(Stored records)

┄┄┄┄┄┄┄┄┄┄┄┄┄┄┄┄┄┄┄┄

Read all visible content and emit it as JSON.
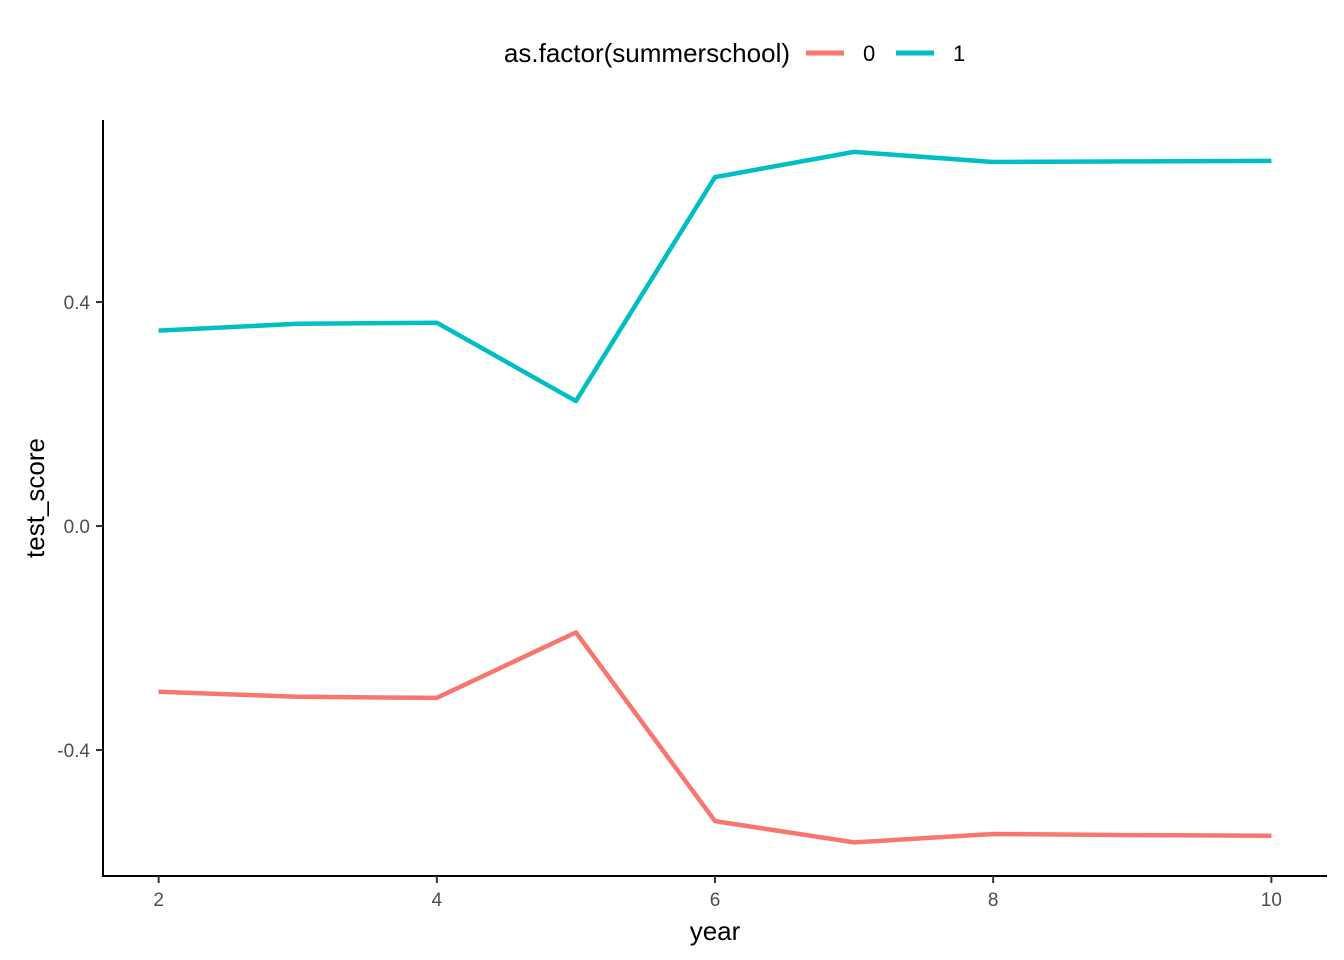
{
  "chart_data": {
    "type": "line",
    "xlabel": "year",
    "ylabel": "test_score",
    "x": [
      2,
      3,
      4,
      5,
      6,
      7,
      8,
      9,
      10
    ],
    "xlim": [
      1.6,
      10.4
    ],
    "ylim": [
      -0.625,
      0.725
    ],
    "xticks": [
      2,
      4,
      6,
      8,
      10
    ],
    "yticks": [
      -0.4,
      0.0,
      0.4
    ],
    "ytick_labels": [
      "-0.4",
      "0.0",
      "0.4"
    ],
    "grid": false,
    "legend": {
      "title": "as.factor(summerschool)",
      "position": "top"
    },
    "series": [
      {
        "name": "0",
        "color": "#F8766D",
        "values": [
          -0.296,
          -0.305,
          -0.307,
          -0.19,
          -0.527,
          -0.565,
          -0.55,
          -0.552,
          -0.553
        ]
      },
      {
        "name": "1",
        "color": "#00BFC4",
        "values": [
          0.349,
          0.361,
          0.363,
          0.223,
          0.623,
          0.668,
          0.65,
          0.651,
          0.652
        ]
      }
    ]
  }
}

┄┄┄┄┄┄┄┄┄┄┄┄┄┄┄┄┄┄┄┄

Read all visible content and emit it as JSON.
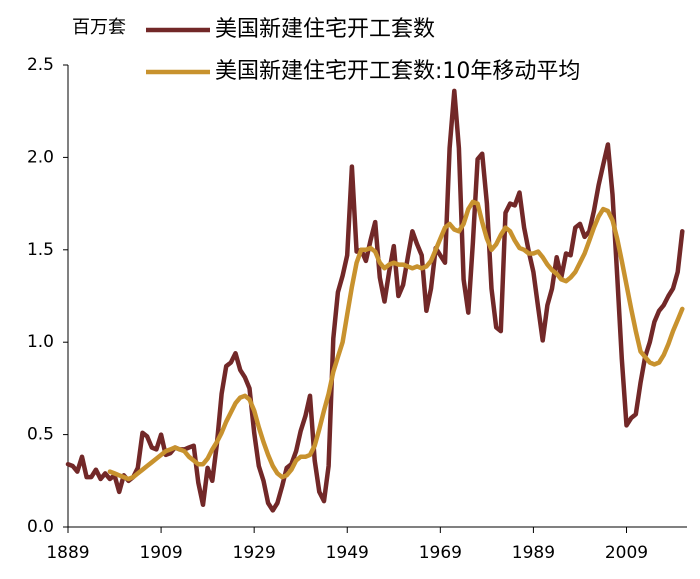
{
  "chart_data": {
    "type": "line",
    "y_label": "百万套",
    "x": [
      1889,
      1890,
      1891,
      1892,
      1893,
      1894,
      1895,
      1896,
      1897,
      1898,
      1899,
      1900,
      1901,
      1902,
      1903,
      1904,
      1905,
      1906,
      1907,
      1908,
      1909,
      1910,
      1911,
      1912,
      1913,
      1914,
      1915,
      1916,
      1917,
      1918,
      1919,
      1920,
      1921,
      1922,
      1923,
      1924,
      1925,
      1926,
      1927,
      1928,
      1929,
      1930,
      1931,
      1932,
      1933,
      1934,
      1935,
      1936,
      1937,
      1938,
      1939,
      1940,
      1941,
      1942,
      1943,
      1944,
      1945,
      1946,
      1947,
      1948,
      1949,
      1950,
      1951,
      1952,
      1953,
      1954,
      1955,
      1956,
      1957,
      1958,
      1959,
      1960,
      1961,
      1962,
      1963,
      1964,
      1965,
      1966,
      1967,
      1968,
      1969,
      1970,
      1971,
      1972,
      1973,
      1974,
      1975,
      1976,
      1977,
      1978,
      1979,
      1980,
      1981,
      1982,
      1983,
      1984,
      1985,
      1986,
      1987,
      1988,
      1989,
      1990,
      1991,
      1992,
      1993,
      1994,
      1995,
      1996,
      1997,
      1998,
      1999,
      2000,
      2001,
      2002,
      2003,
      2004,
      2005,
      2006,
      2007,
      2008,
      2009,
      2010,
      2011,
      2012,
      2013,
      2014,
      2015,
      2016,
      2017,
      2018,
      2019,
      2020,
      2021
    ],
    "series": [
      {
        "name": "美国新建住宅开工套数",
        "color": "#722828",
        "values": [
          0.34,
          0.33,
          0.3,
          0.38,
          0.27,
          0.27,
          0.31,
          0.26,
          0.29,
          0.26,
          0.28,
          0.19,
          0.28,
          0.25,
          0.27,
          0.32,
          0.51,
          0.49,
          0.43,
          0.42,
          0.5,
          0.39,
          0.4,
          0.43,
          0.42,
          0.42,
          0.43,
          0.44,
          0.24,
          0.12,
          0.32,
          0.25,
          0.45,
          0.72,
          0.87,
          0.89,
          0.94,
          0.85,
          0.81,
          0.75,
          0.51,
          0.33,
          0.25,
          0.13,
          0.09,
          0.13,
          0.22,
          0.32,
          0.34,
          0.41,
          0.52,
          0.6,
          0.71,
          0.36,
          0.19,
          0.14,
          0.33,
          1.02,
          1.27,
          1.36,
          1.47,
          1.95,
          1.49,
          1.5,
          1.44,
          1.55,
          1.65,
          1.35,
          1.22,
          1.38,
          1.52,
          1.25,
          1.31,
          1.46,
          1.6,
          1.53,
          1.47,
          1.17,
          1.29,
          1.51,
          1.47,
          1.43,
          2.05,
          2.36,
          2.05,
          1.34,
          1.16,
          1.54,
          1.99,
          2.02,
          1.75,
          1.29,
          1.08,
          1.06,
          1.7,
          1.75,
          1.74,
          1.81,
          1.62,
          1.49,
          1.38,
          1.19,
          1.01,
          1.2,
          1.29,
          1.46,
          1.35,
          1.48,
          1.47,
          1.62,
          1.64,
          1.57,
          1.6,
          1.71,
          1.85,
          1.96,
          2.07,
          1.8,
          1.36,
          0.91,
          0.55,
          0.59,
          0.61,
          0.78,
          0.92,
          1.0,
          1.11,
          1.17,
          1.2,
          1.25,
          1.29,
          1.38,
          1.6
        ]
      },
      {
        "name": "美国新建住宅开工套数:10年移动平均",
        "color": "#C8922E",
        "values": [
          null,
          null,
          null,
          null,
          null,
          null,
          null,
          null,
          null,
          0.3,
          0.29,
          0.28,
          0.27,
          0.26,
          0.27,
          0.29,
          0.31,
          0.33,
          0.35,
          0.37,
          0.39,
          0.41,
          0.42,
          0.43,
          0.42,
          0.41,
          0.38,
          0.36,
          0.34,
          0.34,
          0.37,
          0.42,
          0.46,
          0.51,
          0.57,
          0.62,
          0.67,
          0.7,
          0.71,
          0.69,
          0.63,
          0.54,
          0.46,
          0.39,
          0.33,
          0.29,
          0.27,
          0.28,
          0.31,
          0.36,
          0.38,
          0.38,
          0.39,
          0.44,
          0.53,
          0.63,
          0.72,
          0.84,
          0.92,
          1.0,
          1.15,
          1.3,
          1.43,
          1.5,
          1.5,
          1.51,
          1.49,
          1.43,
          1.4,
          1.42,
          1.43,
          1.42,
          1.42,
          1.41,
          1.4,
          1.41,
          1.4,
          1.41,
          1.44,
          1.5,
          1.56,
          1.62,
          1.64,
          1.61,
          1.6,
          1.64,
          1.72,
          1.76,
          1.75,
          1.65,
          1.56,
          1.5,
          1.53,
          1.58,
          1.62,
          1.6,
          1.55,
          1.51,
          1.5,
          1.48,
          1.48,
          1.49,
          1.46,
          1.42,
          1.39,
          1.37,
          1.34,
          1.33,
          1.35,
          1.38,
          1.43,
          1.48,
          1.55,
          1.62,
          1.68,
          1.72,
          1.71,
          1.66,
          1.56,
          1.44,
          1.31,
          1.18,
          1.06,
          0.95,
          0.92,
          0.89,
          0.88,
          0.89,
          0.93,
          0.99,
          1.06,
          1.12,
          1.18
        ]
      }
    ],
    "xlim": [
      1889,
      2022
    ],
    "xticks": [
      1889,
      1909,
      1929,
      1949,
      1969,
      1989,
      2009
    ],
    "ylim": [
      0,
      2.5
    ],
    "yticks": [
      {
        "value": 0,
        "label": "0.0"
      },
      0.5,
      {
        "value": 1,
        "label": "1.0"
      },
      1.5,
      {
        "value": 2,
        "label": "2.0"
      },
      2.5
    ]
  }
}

┄┄┄┄┄┄┄┄┄┄┄┄┄┄┄┄┄┄┄┄

§ **YOUR GOAL**: Pull out each line of the records holding the string "name".

§ **RESULT OF THE EXERCISE**:
        "name": "0",
        "name": "1",
        "name": "美国新建住宅开工套数",
        "name": "美国新建住宅开工套数:10年移动平均",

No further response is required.